[Collected data]

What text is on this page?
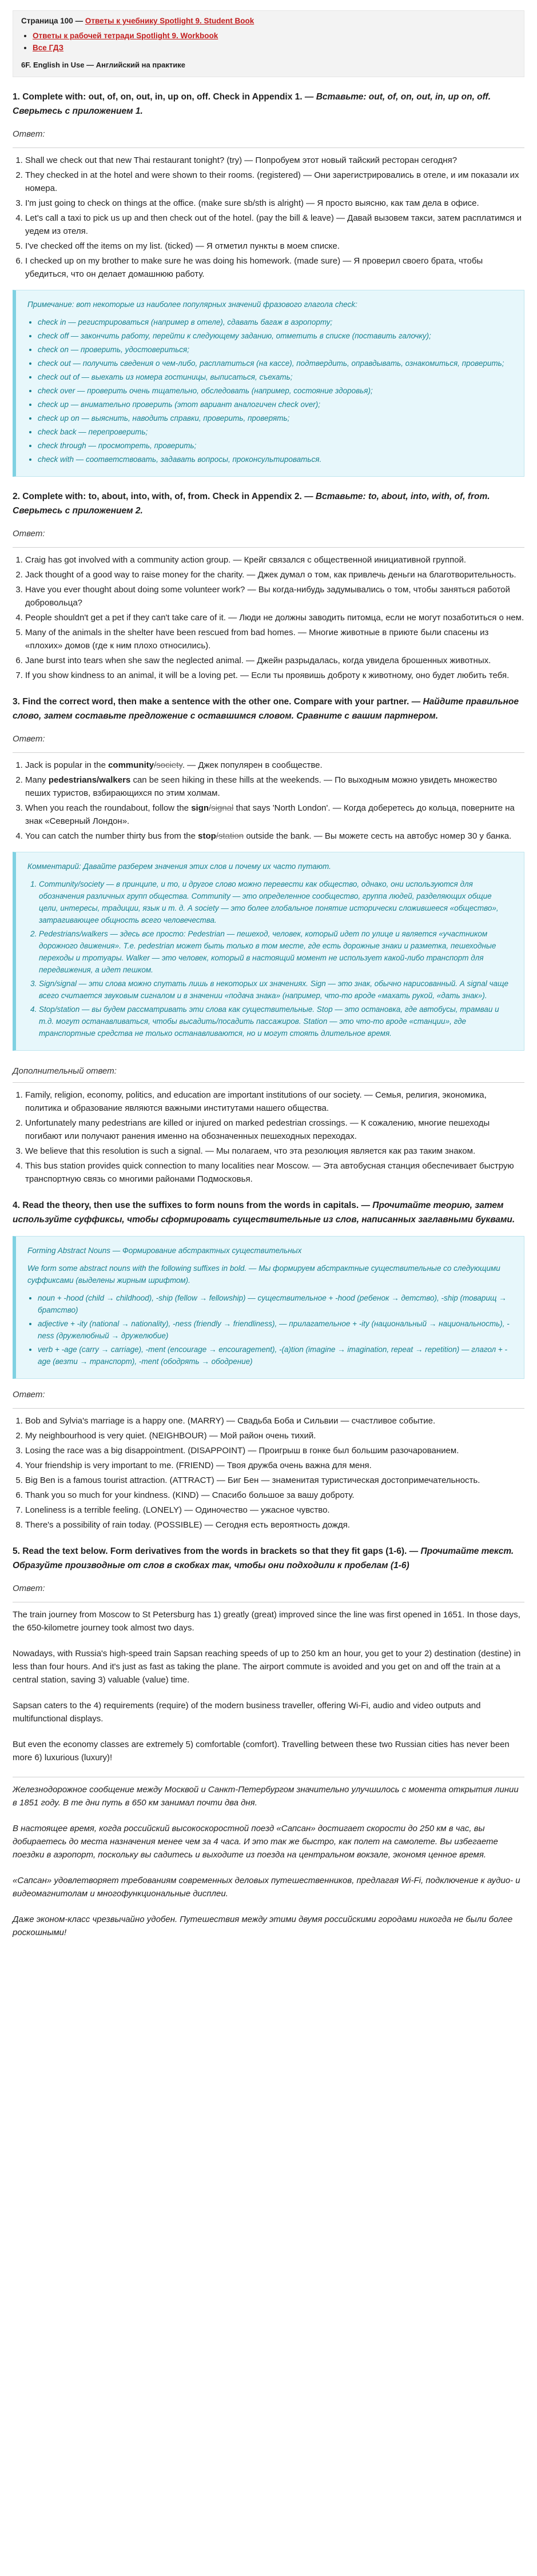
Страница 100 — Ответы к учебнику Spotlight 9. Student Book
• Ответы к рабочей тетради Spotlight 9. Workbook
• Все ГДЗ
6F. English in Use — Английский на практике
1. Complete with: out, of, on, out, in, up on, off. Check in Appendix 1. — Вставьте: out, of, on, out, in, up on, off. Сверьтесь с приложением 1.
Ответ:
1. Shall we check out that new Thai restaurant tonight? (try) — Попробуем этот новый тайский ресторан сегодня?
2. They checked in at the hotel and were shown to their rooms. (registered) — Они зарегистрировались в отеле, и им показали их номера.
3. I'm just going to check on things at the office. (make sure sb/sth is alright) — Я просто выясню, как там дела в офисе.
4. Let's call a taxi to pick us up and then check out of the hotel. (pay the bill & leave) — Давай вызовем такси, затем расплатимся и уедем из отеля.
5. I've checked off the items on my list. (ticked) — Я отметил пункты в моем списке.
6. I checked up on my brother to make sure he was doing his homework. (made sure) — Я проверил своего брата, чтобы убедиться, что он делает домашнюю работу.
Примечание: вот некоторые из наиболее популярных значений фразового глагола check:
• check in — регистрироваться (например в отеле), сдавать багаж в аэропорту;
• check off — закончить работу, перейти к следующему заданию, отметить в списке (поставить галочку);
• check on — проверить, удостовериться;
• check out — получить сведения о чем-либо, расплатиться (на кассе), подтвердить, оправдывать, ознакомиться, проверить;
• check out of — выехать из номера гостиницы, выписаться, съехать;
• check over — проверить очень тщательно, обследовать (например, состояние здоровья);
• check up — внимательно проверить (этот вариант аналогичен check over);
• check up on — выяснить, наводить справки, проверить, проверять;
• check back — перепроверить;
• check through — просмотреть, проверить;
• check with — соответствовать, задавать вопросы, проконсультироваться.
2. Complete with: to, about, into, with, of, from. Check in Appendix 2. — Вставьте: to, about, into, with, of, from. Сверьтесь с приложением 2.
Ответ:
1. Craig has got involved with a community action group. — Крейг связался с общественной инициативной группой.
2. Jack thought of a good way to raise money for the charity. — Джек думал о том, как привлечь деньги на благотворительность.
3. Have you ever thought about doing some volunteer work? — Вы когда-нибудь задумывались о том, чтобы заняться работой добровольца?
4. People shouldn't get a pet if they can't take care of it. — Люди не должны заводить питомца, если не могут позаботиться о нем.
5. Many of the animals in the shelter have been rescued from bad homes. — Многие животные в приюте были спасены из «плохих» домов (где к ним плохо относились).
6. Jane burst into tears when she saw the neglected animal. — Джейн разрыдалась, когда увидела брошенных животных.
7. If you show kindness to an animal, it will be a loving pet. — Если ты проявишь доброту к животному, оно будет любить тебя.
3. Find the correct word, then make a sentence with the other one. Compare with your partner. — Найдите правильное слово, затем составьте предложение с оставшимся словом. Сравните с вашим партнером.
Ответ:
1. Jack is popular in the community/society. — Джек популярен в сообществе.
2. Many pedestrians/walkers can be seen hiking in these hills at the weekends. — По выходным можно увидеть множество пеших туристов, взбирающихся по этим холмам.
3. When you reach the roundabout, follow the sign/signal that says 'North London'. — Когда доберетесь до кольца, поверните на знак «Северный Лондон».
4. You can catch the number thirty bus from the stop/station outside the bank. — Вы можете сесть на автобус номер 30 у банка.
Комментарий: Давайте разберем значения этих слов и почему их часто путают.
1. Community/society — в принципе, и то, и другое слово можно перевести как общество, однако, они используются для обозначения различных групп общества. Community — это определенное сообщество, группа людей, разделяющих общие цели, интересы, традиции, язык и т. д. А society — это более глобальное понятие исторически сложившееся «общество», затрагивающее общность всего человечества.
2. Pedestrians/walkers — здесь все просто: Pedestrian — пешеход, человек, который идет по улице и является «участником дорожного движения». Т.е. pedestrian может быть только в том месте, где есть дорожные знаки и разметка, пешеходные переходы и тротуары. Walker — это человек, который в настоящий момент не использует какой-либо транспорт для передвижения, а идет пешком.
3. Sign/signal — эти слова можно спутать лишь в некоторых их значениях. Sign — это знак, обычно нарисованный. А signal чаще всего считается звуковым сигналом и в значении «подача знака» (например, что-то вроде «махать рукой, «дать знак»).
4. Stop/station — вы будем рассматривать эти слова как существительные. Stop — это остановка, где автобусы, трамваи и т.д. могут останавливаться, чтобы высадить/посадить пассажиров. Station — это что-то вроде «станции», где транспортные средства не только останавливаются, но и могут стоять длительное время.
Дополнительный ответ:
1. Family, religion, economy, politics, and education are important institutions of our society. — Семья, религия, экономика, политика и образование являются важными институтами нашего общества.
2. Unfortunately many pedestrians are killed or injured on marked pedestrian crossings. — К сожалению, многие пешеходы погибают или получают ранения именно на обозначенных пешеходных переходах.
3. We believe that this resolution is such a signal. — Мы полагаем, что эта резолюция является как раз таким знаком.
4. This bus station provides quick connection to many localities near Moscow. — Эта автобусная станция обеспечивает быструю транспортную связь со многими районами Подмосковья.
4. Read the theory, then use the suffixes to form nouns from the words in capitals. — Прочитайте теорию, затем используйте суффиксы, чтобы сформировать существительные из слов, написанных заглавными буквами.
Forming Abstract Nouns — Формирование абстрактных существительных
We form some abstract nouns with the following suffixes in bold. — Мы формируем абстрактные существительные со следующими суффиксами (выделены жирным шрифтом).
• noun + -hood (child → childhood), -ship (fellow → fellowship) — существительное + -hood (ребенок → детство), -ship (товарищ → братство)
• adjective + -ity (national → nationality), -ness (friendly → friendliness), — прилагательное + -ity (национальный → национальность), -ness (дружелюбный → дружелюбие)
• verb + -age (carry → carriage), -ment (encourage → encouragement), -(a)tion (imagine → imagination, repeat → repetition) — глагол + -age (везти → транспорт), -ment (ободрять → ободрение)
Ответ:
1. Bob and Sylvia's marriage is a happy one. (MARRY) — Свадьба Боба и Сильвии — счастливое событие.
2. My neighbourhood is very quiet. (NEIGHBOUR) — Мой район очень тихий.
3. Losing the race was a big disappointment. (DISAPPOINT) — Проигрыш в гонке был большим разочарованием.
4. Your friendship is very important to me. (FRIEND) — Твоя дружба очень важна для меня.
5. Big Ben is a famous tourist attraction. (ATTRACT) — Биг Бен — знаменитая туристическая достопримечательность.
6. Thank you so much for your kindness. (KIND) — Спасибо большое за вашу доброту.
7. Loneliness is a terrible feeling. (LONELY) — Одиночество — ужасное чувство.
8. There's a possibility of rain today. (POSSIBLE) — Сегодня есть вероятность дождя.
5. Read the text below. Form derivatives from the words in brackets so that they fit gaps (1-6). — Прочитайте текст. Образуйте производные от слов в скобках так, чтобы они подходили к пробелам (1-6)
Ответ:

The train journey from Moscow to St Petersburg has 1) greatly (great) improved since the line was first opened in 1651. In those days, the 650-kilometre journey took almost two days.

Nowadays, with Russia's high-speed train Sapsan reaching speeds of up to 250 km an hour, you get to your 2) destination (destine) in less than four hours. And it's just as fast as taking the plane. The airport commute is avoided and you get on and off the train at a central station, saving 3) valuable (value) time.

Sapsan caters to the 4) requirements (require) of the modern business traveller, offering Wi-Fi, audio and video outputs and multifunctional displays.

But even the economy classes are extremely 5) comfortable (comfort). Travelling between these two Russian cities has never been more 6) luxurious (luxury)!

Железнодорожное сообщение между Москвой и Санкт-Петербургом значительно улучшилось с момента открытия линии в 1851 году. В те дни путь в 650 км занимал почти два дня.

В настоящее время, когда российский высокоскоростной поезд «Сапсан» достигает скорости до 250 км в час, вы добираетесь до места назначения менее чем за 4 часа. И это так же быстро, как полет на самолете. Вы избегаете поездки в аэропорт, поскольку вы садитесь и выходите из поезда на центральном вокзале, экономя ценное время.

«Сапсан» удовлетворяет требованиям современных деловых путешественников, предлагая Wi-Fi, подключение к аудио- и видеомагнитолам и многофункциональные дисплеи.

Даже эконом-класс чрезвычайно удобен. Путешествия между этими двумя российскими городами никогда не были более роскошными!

AIM OF THE EXERCISE
Identify the lines in the entries above that contain "make", then copy them out.

RESPONSE TO THIS EXERCISE
3. I'm just going to check on things at the office. (make sure sb/sth is alright) — Я просто выясню, как там дела в офисе.
6. I checked up on my brother to make sure he was doing his homework. (made sure) — Я проверил своего брата, чтобы убедиться, что он делает домашнюю работу.
3. Find the correct word, then make a sentence with the other one. Compare with your partner. — Найдите правильное слово, затем составьте предложение с оставшимся словом. Сравните с вашим партнером.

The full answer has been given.